What the exercise asks: From the listing below, pull out every line where the string "国家专项" appears.

Data provided:
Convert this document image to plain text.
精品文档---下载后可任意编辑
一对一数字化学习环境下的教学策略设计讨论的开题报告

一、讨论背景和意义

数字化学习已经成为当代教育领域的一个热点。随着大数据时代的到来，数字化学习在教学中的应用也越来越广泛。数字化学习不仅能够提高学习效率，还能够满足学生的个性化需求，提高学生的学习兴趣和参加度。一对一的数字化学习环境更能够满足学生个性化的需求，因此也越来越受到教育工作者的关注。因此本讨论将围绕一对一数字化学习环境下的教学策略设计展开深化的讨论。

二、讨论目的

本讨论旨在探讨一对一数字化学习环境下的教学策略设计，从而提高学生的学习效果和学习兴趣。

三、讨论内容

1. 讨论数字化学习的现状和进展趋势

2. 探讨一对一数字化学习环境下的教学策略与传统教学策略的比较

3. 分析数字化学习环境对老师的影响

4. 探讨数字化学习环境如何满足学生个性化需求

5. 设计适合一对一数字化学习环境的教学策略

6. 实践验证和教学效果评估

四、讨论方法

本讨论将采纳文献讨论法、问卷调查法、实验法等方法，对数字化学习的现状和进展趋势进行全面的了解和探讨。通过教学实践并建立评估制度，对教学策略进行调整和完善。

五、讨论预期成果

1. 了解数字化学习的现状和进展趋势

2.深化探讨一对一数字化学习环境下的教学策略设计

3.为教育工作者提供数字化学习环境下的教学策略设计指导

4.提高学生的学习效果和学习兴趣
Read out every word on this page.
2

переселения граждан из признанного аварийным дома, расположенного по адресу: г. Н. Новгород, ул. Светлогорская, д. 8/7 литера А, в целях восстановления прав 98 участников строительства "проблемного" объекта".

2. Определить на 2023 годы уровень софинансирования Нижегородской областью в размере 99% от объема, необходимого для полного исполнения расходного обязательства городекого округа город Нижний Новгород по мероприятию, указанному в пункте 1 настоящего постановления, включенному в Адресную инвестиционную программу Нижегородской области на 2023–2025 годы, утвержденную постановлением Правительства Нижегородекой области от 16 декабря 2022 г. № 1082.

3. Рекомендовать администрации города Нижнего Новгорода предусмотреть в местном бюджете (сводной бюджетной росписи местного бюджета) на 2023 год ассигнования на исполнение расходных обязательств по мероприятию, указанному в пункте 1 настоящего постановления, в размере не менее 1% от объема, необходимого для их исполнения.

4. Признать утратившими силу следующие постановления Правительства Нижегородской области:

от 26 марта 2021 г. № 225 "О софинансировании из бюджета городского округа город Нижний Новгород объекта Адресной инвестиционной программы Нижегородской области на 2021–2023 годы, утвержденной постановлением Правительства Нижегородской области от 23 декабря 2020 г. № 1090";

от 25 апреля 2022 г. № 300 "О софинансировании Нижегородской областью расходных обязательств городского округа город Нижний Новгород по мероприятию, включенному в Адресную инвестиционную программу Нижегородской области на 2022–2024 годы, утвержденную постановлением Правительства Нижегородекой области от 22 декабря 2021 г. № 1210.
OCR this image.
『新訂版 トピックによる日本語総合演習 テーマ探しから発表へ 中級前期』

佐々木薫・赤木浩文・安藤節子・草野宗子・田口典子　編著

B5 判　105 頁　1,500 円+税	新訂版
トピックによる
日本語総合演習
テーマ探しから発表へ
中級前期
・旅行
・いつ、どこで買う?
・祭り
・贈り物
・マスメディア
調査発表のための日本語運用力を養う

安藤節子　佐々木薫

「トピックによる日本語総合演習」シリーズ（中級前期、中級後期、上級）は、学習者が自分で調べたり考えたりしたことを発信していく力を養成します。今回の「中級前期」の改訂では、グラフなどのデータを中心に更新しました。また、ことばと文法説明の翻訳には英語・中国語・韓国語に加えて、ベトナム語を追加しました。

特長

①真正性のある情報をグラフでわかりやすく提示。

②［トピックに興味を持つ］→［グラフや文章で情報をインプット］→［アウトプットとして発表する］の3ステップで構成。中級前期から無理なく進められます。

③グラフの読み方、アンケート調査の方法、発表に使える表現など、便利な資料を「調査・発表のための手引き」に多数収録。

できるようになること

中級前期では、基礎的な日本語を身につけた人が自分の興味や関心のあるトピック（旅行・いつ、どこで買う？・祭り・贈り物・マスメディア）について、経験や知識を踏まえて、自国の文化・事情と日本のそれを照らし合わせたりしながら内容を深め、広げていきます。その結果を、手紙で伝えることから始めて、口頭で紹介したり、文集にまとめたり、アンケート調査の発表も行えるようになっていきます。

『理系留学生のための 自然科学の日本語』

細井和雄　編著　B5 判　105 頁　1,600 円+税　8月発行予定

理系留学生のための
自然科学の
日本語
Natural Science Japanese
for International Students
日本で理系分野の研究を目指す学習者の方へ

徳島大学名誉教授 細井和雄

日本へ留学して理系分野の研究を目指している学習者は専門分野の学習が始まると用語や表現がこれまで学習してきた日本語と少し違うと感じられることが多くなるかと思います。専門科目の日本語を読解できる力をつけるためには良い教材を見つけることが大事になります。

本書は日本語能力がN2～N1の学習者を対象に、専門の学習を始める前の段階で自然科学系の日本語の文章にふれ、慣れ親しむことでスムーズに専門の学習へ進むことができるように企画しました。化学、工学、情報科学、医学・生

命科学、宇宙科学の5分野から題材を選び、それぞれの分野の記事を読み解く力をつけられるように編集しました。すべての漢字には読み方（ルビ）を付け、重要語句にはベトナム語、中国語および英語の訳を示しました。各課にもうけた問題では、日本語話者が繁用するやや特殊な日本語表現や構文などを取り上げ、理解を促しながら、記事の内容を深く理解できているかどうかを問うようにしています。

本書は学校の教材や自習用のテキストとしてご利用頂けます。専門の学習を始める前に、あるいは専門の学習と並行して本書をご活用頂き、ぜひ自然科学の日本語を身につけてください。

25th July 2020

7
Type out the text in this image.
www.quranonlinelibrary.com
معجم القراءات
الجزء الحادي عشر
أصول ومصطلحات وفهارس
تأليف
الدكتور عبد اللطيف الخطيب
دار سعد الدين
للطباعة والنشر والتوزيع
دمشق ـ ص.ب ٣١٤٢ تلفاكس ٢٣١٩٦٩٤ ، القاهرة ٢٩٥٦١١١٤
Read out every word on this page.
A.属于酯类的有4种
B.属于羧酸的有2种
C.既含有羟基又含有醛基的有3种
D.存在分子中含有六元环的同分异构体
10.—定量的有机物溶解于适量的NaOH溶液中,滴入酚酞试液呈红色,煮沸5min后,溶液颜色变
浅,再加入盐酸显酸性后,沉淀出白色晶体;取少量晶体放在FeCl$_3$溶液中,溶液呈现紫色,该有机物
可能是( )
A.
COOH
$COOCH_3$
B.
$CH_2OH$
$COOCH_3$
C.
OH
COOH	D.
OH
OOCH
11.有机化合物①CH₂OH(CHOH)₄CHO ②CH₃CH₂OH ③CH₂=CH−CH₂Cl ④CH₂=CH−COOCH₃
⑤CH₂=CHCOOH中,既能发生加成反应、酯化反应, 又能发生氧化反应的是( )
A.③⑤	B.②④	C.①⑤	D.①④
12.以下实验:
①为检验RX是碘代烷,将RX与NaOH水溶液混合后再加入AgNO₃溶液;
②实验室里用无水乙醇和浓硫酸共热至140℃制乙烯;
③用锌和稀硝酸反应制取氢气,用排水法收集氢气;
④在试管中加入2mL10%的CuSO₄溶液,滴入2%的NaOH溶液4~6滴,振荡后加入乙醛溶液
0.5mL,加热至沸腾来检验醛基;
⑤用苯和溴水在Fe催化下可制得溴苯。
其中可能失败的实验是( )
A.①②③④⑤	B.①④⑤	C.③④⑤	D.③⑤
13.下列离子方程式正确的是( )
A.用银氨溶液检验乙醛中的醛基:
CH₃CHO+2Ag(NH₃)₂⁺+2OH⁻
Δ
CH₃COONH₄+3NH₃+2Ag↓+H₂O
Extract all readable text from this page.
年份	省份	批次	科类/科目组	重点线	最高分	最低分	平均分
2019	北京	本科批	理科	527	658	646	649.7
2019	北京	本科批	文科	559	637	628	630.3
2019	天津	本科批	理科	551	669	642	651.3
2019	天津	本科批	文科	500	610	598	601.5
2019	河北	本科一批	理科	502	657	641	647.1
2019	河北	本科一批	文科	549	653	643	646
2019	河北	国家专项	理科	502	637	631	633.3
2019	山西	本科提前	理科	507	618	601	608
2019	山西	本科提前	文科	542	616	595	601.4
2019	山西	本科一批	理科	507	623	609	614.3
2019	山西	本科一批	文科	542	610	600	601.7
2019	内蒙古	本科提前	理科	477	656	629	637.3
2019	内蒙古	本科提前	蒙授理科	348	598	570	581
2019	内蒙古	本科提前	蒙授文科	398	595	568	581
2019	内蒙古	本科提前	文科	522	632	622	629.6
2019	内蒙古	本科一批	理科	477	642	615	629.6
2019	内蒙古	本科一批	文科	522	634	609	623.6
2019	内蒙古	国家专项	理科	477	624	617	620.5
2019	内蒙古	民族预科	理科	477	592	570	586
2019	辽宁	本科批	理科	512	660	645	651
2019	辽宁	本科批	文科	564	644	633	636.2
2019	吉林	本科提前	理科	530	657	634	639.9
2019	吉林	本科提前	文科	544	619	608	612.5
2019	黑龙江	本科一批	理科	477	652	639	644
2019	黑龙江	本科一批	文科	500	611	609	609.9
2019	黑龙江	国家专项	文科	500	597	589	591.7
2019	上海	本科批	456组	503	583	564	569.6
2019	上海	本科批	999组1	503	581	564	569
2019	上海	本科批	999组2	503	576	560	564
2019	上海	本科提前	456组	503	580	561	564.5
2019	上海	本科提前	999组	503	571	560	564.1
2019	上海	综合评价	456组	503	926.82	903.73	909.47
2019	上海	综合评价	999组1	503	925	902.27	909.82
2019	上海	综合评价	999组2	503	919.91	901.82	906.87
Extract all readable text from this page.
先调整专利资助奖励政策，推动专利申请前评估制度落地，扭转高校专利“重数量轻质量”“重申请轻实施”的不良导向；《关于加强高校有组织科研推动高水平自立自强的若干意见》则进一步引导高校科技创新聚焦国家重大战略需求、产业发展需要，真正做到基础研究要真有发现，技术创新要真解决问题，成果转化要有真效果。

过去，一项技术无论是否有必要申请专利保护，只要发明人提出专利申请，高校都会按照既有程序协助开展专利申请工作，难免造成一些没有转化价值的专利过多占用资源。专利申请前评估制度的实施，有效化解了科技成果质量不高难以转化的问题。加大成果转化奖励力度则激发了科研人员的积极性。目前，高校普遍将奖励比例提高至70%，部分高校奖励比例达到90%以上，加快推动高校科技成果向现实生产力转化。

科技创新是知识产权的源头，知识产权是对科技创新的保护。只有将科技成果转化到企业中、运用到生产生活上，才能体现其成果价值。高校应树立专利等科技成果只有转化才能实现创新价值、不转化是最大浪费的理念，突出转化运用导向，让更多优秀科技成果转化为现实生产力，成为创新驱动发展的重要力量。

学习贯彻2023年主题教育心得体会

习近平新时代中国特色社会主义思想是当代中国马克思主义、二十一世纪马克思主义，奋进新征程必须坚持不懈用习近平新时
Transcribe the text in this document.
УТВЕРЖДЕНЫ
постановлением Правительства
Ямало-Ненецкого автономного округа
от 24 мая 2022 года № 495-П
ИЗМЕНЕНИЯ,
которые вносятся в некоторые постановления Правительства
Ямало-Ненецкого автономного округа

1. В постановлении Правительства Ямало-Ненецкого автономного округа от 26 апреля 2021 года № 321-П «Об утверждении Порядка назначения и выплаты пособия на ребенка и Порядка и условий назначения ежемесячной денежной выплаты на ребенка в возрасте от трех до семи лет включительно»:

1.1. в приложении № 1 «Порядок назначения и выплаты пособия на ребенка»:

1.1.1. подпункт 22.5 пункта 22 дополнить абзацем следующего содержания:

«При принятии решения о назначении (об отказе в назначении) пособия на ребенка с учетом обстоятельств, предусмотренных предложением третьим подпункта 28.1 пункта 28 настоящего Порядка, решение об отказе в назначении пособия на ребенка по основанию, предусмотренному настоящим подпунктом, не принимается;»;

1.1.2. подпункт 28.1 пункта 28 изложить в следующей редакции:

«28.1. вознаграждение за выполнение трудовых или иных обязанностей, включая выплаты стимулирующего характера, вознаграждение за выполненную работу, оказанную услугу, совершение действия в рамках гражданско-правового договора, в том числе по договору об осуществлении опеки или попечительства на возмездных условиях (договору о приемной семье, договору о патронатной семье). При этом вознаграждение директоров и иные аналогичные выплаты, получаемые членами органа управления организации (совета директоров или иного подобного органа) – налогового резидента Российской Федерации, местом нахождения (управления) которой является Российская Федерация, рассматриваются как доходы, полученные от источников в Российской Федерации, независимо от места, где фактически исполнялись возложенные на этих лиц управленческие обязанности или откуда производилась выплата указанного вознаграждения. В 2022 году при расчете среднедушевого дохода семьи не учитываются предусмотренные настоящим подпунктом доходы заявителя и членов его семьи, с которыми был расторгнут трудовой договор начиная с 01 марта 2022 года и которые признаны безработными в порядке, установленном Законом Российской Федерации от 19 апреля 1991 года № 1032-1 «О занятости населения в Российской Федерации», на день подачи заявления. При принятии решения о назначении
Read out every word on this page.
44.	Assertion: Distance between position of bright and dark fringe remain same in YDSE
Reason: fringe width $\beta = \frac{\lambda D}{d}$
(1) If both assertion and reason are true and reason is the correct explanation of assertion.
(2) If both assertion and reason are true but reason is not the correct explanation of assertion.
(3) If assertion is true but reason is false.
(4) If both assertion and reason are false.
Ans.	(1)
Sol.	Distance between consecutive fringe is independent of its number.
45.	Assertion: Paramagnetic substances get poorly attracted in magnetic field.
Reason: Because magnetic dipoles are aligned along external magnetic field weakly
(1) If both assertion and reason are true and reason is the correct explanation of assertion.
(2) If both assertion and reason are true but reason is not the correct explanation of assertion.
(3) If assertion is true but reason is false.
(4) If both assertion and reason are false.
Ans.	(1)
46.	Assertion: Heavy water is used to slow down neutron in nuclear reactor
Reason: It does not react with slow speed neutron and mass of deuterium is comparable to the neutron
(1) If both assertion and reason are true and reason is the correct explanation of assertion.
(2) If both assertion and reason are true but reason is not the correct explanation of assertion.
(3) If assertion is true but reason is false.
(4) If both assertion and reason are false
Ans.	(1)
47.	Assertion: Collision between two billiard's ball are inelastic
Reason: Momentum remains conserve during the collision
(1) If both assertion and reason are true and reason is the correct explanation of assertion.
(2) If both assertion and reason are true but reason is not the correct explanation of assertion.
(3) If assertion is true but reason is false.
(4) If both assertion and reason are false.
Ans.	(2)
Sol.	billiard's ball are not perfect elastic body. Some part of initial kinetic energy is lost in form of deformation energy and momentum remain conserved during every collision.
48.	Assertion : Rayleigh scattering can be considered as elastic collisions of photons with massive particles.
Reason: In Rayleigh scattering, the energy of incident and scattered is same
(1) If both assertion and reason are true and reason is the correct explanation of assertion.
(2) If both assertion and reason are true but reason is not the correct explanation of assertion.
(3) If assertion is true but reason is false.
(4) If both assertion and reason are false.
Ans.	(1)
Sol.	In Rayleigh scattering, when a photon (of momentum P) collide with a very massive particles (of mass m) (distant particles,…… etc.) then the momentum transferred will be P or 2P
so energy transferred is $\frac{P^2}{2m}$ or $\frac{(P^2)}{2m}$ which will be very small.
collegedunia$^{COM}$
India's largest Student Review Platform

Task result:
2019	河北	国家专项	理科	502	637	631	633.3
2019	内蒙古	国家专项	理科	477	624	617	620.5
2019	黑龙江	国家专项	文科	500	597	589	591.7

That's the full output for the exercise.